(Exercise description): Using the records that follow, copy every line containing the word "úvěru".

(Input rows):
****
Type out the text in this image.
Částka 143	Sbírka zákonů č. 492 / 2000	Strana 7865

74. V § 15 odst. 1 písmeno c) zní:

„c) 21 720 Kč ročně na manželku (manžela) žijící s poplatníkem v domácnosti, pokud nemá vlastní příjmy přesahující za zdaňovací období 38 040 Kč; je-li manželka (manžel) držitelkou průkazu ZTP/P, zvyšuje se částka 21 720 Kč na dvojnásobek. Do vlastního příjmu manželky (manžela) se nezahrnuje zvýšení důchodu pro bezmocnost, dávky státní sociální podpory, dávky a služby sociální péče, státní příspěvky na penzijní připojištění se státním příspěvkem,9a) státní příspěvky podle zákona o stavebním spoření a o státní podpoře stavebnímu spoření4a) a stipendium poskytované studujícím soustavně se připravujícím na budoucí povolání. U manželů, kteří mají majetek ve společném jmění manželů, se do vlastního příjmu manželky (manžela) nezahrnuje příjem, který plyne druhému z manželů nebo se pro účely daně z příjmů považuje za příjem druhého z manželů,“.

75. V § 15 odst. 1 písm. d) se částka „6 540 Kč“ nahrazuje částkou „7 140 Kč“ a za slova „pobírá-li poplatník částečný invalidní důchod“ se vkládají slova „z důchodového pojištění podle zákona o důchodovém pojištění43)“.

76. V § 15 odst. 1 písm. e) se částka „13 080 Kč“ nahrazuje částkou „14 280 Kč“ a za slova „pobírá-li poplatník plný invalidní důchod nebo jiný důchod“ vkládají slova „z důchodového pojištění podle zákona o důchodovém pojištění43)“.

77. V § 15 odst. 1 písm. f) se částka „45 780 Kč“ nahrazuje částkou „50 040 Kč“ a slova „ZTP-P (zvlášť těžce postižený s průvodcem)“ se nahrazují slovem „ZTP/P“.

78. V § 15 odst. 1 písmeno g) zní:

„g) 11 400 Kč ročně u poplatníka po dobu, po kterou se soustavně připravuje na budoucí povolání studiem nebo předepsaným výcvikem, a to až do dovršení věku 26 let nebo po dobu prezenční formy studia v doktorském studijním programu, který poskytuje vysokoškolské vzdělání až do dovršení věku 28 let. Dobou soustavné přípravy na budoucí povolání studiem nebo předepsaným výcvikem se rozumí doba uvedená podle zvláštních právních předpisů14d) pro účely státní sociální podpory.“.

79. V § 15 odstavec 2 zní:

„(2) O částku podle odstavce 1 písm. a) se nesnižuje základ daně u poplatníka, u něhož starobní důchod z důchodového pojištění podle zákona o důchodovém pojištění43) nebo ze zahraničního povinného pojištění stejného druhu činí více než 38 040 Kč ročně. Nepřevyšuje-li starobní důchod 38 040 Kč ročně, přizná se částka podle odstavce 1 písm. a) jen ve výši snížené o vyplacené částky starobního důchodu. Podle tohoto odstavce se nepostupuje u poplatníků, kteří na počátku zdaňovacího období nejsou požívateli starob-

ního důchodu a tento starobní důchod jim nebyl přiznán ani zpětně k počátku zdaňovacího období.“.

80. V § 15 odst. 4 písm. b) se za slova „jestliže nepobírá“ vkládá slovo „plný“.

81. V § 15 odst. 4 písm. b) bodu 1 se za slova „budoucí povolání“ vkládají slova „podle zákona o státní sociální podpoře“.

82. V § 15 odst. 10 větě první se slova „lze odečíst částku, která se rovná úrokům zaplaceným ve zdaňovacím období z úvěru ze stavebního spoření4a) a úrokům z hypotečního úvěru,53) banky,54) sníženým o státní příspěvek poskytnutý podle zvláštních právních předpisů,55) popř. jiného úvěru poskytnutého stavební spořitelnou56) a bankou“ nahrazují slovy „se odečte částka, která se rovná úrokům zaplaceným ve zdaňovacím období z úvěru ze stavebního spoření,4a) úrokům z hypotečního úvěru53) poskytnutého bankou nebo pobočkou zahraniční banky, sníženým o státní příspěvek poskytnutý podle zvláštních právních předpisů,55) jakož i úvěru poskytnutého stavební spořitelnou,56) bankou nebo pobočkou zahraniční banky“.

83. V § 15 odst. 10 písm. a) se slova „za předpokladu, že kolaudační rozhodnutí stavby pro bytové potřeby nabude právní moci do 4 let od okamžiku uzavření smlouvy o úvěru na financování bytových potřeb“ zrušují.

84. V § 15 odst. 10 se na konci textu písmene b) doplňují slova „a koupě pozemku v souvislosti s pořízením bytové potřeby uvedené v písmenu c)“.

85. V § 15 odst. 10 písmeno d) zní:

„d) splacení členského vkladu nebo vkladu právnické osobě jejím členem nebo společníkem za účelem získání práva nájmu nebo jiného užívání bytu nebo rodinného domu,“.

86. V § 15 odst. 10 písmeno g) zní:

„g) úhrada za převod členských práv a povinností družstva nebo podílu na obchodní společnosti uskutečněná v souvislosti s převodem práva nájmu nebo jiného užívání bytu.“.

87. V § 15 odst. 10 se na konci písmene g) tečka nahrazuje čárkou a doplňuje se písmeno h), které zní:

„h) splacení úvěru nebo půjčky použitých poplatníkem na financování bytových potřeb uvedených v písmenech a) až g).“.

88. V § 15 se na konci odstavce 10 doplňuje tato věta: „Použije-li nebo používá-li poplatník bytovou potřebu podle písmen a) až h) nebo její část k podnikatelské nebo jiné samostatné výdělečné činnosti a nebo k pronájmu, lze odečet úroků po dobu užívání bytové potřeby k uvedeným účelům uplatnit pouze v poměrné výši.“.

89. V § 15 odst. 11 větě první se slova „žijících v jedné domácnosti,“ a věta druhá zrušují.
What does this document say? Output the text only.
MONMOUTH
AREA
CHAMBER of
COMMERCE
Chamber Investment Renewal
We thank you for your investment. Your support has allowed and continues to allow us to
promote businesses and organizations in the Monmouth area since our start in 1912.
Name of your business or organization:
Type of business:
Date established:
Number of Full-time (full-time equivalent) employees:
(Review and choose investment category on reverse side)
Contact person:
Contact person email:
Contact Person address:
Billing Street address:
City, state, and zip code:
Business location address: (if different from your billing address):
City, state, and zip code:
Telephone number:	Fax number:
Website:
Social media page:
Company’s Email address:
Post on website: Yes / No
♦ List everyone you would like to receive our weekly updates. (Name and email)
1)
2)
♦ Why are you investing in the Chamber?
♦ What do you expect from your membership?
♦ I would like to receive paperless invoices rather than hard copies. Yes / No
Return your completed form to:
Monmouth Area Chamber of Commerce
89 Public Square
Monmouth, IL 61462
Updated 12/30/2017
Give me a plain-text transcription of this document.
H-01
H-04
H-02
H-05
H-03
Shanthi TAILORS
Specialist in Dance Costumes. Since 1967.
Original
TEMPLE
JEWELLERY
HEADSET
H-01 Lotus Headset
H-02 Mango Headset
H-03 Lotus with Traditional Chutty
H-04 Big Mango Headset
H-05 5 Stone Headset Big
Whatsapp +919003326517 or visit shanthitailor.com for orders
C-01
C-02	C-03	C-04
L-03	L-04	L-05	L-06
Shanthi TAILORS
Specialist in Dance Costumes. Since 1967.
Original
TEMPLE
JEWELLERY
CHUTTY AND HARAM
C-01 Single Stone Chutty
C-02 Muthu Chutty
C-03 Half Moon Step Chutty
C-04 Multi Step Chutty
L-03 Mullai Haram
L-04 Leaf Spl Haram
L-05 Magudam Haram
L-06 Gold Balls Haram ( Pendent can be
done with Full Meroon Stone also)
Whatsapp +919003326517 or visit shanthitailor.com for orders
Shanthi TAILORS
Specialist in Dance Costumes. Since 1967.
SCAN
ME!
****
(Solution below):
82. V § 15 odst. 10 větě první se slova „lze odečíst částku, která se rovná úrokům zaplaceným ve zdaňovacím období z úvěru ze stavebního spoření4a) a úrokům z hypotečního úvěru,53) banky,54) sníženým o státní příspěvek poskytnutý podle zvláštních právních předpisů,55) popř. jiného úvěru poskytnutého stavební spořitelnou56) a bankou“ nahrazují slovy „se odečte částka, která se rovná úrokům zaplaceným ve zdaňovacím období z úvěru ze stavebního spoření,4a) úrokům z hypotečního úvěru53) poskytnutého bankou nebo pobočkou zahraniční banky, sníženým o státní příspěvek poskytnutý podle zvláštních právních předpisů,55) jakož i úvěru poskytnutého stavební spořitelnou,56) bankou nebo pobočkou zahraniční banky“.
83. V § 15 odst. 10 písm. a) se slova „za předpokladu, že kolaudační rozhodnutí stavby pro bytové potřeby nabude právní moci do 4 let od okamžiku uzavření smlouvy o úvěru na financování bytových potřeb“ zrušují.
„h) splacení úvěru nebo půjčky použitých poplatníkem na financování bytových potřeb uvedených v písmenech a) až g).“.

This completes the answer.